## Task statement
Omit the pictures and return every entry exactly as written.
:::::
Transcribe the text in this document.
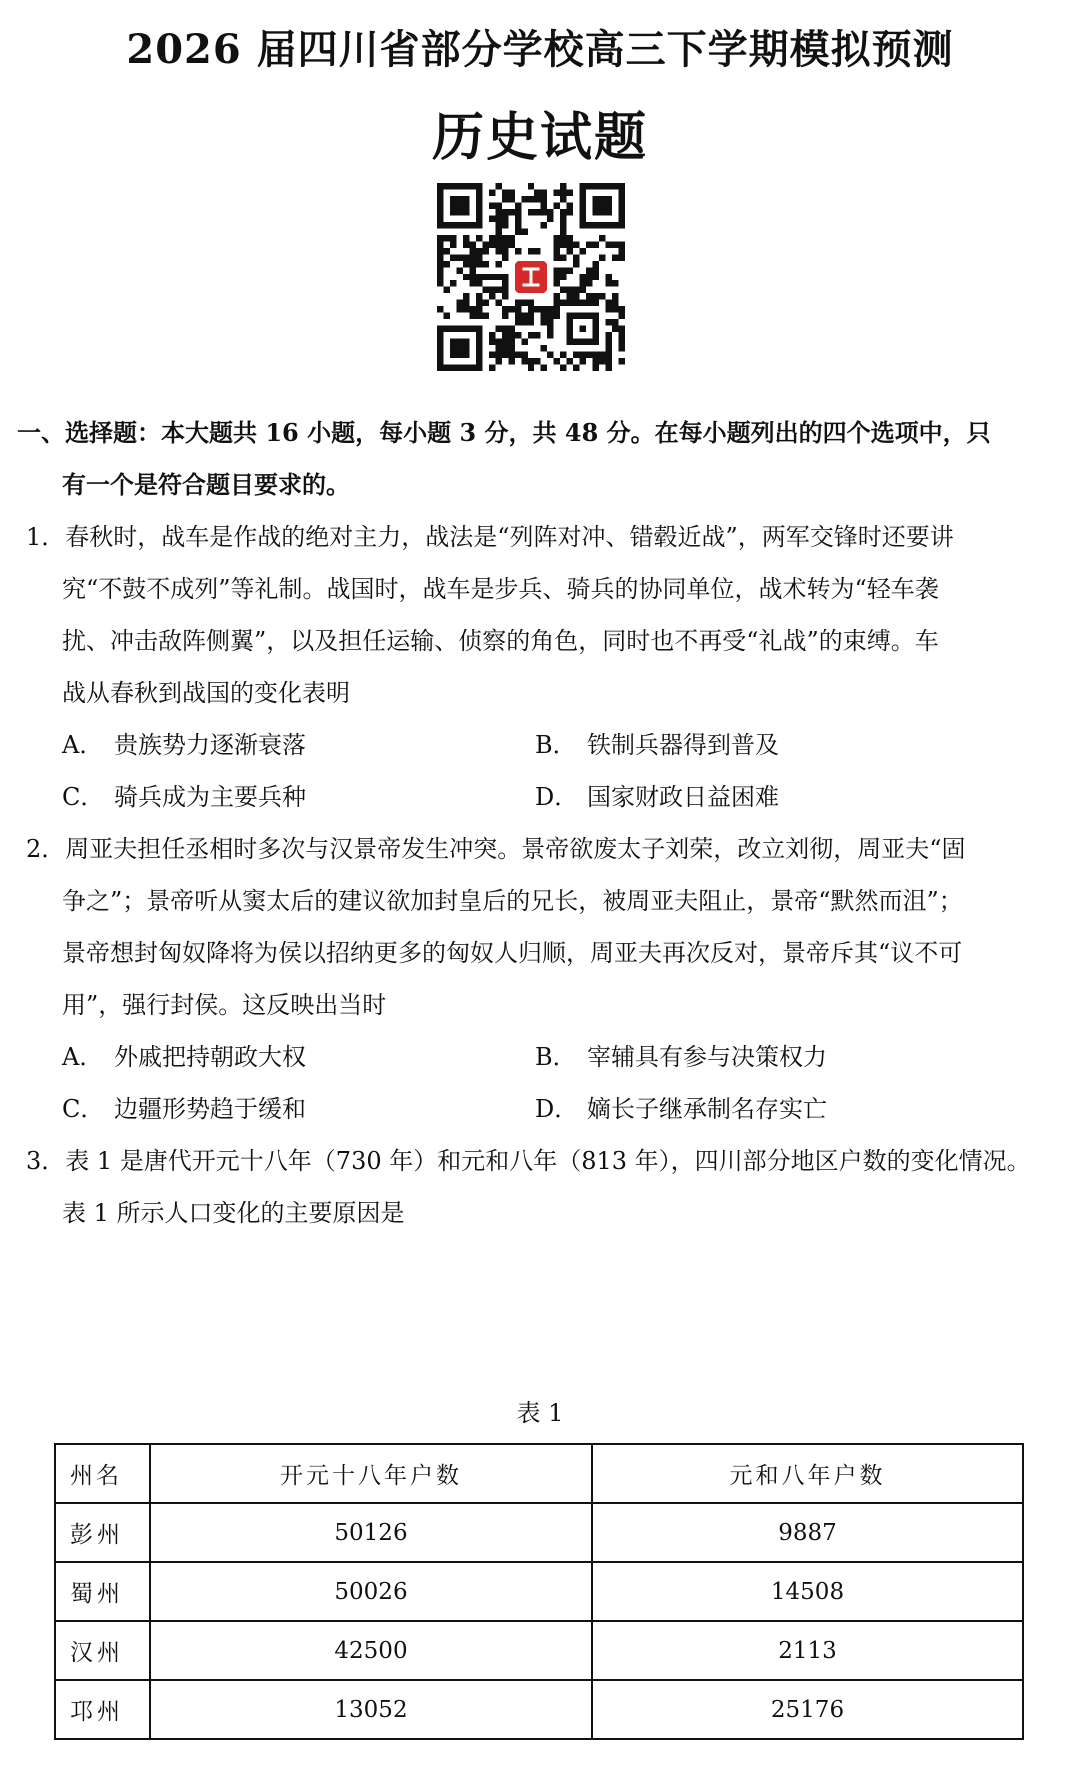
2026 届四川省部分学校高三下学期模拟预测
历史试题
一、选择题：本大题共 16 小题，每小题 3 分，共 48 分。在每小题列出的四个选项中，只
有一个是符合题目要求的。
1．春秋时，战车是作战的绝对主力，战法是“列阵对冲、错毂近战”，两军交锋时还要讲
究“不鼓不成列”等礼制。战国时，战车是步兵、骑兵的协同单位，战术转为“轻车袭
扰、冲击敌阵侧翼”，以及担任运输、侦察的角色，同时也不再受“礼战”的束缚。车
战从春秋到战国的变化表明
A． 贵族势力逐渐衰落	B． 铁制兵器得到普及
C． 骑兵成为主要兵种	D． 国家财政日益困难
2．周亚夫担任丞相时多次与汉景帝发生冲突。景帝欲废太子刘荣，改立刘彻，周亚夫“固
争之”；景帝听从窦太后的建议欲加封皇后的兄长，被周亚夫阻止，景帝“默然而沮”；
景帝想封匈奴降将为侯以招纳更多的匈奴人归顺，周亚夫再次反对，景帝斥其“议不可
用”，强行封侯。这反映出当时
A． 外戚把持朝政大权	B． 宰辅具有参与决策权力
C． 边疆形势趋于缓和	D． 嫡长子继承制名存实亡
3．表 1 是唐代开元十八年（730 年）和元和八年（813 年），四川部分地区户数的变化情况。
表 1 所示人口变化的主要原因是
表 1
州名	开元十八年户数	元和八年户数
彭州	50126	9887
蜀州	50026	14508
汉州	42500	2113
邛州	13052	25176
:::::
## Full output
Transcribe the text in this document.
2026 届四川省部分学校高三下学期模拟预测
历史试题
一、选择题：本大题共 16 小题，每小题 3 分，共 48 分。在每小题列出的四个选项中，只
有一个是符合题目要求的。
1．春秋时，战车是作战的绝对主力，战法是“列阵对冲、错毂近战”，两军交锋时还要讲
究“不鼓不成列”等礼制。战国时，战车是步兵、骑兵的协同单位，战术转为“轻车袭
扰、冲击敌阵侧翼”，以及担任运输、侦察的角色，同时也不再受“礼战”的束缚。车
战从春秋到战国的变化表明
A． 贵族势力逐渐衰落	B． 铁制兵器得到普及
C． 骑兵成为主要兵种	D． 国家财政日益困难
2．周亚夫担任丞相时多次与汉景帝发生冲突。景帝欲废太子刘荣，改立刘彻，周亚夫“固
争之”；景帝听从窦太后的建议欲加封皇后的兄长，被周亚夫阻止，景帝“默然而沮”；
景帝想封匈奴降将为侯以招纳更多的匈奴人归顺，周亚夫再次反对，景帝斥其“议不可
用”，强行封侯。这反映出当时
A． 外戚把持朝政大权	B． 宰辅具有参与决策权力
C． 边疆形势趋于缓和	D． 嫡长子继承制名存实亡
3．表 1 是唐代开元十八年（730 年）和元和八年（813 年），四川部分地区户数的变化情况。
表 1 所示人口变化的主要原因是
表 1
州名	开元十八年户数	元和八年户数
彭州	50126	9887
蜀州	50026	14508
汉州	42500	2113
邛州	13052	25176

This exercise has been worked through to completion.